Short exercise:
Pick out each line below containing "кредитування".

Data for this task:
━━━━━━━━━━━━━━━━━━━━

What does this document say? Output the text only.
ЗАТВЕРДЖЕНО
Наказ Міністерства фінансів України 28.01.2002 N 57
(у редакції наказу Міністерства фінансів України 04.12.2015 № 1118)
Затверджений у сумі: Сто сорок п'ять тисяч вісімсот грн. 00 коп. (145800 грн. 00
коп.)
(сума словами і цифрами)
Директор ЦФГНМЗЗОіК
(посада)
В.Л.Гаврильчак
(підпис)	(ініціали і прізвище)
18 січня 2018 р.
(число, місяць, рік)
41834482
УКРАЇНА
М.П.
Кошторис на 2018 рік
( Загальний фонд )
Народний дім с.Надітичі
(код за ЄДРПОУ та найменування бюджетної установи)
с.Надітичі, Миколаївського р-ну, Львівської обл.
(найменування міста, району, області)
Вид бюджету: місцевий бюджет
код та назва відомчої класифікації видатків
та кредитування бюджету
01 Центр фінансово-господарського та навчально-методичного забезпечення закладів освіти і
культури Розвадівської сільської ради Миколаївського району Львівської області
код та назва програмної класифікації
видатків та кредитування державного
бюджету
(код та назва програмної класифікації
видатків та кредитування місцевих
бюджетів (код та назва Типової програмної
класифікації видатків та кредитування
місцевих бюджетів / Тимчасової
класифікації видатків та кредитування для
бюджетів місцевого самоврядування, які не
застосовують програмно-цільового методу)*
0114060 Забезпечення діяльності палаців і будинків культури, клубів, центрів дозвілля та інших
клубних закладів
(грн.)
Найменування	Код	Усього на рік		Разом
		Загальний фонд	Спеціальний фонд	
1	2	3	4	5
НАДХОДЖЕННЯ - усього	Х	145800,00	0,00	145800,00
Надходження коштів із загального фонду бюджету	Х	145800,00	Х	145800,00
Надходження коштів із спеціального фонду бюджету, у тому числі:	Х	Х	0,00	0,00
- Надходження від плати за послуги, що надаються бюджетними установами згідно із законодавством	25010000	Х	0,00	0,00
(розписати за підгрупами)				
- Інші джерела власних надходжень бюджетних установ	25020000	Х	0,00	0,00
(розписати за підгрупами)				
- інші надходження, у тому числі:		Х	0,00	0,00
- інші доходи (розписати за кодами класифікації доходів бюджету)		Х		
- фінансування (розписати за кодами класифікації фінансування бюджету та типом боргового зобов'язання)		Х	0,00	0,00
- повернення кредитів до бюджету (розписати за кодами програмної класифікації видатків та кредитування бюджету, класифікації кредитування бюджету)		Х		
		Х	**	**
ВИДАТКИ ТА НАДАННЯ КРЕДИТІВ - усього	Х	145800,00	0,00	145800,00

━━━━━━━━━━━━━━━━━━━━

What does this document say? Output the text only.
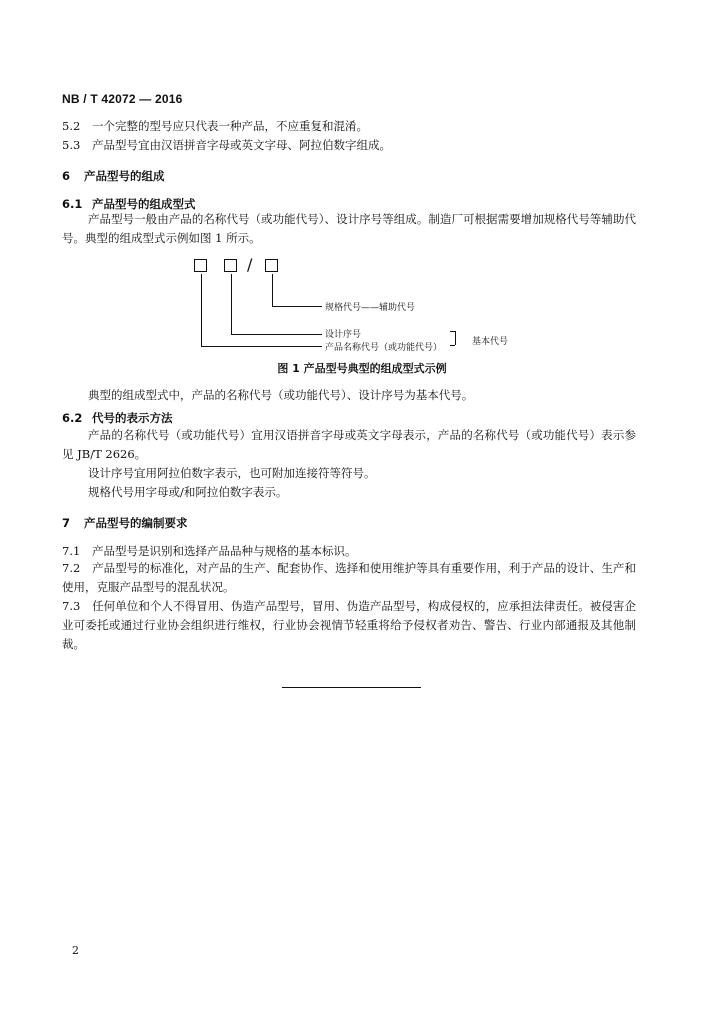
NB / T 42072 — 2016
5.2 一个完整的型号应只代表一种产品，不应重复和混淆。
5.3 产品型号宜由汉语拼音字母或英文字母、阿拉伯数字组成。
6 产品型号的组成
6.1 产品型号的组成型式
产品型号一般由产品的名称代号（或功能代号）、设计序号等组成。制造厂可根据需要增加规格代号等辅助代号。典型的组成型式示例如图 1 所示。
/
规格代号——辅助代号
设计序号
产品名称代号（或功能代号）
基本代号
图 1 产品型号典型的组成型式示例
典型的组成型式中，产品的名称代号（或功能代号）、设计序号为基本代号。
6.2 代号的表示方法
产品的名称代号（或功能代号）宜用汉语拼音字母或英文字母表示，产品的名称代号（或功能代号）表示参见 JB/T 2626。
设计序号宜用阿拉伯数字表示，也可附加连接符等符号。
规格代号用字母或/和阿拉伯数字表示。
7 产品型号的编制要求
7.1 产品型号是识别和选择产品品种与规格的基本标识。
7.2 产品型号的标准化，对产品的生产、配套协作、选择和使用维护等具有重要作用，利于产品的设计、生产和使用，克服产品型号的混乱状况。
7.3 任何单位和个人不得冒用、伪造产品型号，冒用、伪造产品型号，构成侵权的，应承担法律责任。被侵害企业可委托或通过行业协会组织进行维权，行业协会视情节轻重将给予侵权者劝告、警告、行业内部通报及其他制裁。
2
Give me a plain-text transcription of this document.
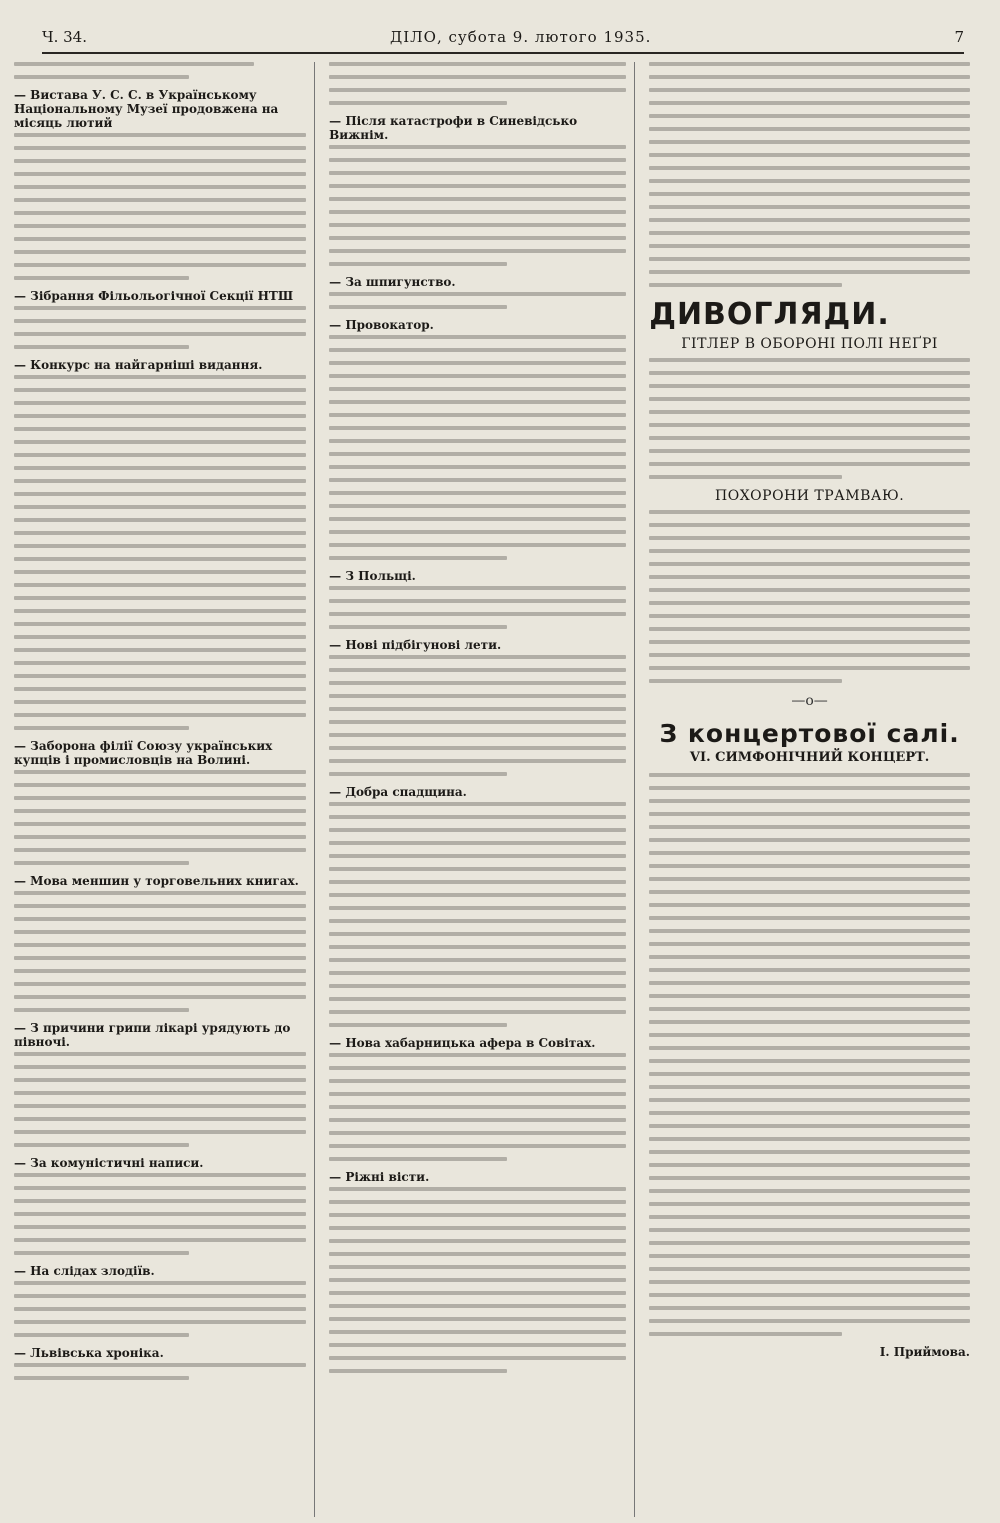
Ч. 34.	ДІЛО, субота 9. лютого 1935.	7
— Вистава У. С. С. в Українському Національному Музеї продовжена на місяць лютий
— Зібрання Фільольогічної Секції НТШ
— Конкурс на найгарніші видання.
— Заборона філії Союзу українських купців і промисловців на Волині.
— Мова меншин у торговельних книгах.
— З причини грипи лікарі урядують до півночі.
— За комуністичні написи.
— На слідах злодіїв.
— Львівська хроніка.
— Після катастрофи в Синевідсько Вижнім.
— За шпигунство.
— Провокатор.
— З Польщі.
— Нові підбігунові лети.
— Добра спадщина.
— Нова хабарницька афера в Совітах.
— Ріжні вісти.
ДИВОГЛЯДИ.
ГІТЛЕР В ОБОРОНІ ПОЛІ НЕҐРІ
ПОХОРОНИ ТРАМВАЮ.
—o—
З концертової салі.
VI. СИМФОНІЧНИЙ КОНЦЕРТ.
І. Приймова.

━━━━━━━━━━━━━━━━━━━━

Final answer:
та кредитування бюджету
видатків та кредитування державного
видатків та кредитування місцевих
класифікації видатків та кредитування
класифікації видатків та кредитування для
- повернення кредитів до бюджету (розписати за кодами програмної класифікації видатків та кредитування бюджету, класифікації кредитування бюджету)		Х		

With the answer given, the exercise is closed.